** START OF Record list **

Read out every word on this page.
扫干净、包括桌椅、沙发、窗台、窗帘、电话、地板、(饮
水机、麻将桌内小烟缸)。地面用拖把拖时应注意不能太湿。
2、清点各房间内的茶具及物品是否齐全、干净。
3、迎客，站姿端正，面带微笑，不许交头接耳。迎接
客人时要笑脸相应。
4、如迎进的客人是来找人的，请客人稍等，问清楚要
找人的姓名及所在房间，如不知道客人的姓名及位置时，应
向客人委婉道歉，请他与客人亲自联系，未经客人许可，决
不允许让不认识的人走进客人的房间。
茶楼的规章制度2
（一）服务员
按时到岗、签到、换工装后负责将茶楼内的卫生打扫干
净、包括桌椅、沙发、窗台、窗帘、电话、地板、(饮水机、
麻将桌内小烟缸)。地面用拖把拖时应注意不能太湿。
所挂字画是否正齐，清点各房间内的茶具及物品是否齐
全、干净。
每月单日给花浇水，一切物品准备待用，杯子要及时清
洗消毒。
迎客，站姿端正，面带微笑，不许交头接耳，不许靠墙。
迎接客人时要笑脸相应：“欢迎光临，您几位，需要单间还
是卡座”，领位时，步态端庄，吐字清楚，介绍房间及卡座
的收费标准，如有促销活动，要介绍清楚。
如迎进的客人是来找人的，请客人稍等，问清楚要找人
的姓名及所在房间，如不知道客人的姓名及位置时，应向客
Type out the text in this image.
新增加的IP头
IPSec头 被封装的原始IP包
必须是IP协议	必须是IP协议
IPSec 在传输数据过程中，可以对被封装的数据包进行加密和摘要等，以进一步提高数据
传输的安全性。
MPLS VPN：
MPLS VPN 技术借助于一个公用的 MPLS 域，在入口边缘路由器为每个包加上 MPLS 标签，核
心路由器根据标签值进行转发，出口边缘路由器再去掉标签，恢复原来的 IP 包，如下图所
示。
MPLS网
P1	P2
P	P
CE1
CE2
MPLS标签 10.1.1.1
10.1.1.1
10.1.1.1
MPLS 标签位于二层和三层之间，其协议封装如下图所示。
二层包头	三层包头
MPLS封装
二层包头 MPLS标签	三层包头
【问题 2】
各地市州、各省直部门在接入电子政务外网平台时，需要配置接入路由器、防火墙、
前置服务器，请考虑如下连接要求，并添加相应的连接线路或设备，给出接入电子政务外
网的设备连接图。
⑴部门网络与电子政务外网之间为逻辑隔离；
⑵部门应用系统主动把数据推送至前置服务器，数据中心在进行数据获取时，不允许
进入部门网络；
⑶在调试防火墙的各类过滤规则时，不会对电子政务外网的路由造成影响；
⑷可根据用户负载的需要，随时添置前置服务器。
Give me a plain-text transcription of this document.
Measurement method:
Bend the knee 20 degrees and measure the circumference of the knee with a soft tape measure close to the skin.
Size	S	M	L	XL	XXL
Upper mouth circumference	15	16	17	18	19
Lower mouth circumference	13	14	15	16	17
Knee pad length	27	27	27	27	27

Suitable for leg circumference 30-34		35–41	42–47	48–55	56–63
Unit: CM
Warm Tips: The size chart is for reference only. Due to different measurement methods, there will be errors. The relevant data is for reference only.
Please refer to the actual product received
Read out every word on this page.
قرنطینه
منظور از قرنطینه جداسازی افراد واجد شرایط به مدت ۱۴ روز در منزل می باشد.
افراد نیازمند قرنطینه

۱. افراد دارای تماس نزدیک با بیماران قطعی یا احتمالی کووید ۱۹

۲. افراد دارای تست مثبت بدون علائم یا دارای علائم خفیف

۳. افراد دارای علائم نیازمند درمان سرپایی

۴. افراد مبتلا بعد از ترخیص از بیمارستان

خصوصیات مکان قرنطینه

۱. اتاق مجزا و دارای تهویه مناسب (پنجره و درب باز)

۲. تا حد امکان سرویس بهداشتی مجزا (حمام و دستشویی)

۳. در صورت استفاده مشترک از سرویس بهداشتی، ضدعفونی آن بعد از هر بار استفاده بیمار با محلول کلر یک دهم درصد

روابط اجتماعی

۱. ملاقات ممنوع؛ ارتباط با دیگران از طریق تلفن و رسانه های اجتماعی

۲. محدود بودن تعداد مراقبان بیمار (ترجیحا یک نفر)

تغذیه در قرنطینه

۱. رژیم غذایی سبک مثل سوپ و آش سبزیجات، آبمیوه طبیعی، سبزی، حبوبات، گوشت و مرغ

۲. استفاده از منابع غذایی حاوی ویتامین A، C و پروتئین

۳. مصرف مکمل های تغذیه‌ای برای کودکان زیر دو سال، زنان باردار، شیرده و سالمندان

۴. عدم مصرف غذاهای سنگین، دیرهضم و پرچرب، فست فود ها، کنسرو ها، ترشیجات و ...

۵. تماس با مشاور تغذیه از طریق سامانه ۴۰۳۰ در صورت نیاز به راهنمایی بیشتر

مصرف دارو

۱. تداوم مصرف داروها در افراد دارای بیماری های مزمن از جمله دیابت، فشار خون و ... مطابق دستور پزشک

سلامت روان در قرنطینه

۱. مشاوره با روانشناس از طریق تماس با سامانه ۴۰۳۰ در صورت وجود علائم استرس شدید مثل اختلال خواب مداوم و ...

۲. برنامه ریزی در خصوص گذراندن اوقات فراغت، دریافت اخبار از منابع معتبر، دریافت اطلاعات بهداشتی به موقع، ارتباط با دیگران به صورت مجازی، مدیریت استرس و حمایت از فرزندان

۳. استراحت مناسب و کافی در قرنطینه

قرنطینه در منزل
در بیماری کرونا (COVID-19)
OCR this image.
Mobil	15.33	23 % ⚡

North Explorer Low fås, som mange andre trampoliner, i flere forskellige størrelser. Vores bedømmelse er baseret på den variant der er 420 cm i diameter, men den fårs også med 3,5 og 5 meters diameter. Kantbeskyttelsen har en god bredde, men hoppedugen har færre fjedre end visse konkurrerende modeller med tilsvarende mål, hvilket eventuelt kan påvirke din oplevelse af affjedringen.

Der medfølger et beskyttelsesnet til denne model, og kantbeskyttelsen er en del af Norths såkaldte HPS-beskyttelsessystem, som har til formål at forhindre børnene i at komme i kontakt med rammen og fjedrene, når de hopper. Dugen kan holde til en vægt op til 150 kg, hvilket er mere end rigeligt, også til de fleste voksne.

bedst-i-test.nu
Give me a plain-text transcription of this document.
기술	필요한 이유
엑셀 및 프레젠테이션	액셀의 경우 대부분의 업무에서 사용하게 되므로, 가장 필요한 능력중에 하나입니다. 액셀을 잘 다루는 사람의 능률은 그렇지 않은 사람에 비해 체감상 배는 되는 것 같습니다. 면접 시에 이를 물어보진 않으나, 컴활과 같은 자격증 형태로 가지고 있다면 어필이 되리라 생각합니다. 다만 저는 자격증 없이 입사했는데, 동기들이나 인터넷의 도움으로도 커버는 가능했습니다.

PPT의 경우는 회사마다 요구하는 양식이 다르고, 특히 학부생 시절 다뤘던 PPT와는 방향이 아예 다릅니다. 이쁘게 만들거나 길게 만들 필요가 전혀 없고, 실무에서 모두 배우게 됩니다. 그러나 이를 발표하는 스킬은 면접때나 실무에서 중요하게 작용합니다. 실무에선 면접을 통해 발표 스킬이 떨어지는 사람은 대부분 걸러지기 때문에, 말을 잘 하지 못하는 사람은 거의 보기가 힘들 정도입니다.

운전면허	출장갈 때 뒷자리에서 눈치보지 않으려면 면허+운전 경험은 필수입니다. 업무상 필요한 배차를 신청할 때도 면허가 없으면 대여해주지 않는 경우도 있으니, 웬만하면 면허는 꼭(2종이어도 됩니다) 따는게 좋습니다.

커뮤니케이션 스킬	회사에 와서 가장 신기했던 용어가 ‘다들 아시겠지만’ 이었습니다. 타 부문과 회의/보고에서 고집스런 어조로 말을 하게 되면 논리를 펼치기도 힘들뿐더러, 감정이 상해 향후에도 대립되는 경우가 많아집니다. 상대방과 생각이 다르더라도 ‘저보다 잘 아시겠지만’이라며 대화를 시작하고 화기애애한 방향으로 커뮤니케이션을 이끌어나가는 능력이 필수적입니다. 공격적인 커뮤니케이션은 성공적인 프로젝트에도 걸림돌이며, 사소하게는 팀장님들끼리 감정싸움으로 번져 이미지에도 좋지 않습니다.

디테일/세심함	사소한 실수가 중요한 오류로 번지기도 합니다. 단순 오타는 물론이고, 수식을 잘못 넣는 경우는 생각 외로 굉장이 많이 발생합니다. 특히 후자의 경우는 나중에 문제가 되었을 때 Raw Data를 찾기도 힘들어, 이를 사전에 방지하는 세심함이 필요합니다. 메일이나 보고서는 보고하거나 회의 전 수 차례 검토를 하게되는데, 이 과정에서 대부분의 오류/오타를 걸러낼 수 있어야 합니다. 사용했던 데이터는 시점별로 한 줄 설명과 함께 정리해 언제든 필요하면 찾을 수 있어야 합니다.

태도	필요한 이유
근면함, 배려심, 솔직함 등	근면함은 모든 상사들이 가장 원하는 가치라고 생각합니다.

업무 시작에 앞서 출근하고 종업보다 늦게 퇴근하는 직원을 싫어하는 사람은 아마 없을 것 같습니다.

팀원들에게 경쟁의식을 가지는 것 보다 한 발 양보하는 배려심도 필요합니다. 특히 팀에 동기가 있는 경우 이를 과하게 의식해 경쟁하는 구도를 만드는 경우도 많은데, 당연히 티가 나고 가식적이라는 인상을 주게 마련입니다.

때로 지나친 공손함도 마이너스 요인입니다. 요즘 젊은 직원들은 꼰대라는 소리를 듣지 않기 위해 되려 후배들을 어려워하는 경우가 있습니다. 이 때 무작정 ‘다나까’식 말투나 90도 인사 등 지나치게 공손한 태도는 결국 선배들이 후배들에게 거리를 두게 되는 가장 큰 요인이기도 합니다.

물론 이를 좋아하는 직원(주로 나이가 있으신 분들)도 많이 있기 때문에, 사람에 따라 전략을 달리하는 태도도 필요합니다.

** END OF Record list **

** Task to complete **
Determine the number of lines containing "不许交头接耳". Write only that number.

** Correct result **
2